▶ **Exercise objective**
Check each line of the records below for the word "text" and copy those where it appears.

▶ **Data for this exercise**
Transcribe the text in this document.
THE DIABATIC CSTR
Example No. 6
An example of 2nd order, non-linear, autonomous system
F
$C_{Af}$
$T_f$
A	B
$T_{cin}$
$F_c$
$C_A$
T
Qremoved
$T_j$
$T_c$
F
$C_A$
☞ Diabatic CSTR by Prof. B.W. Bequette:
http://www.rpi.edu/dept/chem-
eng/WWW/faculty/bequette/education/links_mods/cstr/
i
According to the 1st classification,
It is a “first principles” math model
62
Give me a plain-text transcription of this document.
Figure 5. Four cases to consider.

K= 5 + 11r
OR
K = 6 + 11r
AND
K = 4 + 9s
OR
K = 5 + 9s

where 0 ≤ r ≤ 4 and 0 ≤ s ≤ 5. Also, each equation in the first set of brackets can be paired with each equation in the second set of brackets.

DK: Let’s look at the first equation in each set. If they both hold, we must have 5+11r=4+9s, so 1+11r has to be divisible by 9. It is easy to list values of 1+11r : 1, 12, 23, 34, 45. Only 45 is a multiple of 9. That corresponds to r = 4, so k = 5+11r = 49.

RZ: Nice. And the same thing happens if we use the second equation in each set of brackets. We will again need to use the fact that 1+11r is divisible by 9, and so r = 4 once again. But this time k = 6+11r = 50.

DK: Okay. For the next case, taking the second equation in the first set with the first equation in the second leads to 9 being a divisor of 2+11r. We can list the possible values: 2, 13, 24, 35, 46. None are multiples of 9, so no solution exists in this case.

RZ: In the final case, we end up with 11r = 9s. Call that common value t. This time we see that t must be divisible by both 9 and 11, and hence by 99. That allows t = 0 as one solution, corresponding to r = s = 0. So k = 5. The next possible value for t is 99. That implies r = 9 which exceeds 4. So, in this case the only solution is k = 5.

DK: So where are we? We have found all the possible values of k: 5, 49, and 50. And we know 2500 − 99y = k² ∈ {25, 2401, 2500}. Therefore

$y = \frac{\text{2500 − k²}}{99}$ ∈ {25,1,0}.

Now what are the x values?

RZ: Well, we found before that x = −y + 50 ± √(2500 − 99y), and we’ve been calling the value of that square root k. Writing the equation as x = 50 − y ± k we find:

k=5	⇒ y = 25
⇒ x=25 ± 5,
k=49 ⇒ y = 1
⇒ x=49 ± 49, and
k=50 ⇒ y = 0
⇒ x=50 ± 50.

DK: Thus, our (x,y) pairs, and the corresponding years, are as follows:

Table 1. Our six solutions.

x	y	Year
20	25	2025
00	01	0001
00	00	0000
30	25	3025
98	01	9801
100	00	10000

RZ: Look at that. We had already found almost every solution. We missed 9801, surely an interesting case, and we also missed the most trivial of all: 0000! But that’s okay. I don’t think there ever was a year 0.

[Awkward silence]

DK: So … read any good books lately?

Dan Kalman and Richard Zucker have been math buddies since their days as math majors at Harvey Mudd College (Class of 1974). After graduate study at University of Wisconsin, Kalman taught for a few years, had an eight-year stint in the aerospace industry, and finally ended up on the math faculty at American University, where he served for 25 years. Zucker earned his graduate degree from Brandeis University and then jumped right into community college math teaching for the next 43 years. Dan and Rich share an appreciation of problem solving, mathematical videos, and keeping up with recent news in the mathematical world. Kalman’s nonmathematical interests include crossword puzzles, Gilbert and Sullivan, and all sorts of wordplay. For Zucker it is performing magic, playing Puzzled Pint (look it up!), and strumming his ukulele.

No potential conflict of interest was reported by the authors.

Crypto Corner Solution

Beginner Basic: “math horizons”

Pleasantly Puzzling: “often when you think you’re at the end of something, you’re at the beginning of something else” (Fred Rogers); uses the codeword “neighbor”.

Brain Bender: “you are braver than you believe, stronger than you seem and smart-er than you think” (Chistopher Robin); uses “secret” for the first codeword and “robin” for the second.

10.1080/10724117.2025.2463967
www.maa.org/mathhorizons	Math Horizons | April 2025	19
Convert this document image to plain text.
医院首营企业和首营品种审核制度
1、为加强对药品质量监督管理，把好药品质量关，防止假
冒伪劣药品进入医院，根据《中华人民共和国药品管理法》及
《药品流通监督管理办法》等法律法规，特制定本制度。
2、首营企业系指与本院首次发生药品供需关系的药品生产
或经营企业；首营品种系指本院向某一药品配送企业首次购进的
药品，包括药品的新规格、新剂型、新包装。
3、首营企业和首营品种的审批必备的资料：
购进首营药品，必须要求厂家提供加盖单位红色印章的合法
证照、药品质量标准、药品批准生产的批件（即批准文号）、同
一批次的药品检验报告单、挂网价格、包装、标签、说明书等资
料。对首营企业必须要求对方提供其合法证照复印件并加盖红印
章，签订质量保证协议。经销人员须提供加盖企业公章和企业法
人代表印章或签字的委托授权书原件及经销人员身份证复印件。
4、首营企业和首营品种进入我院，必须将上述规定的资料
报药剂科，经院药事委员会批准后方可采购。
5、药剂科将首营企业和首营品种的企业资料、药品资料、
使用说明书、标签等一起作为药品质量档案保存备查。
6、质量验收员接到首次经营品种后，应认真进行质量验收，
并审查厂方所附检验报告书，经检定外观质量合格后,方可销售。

▶ **Solution to this exercise**
Transcribe the text in this document.
Give me a plain-text transcription of this document.
$y = \frac{\text{2500 − k²}}{99}$ ∈ {25,1,0}.
Convert this document image to plain text.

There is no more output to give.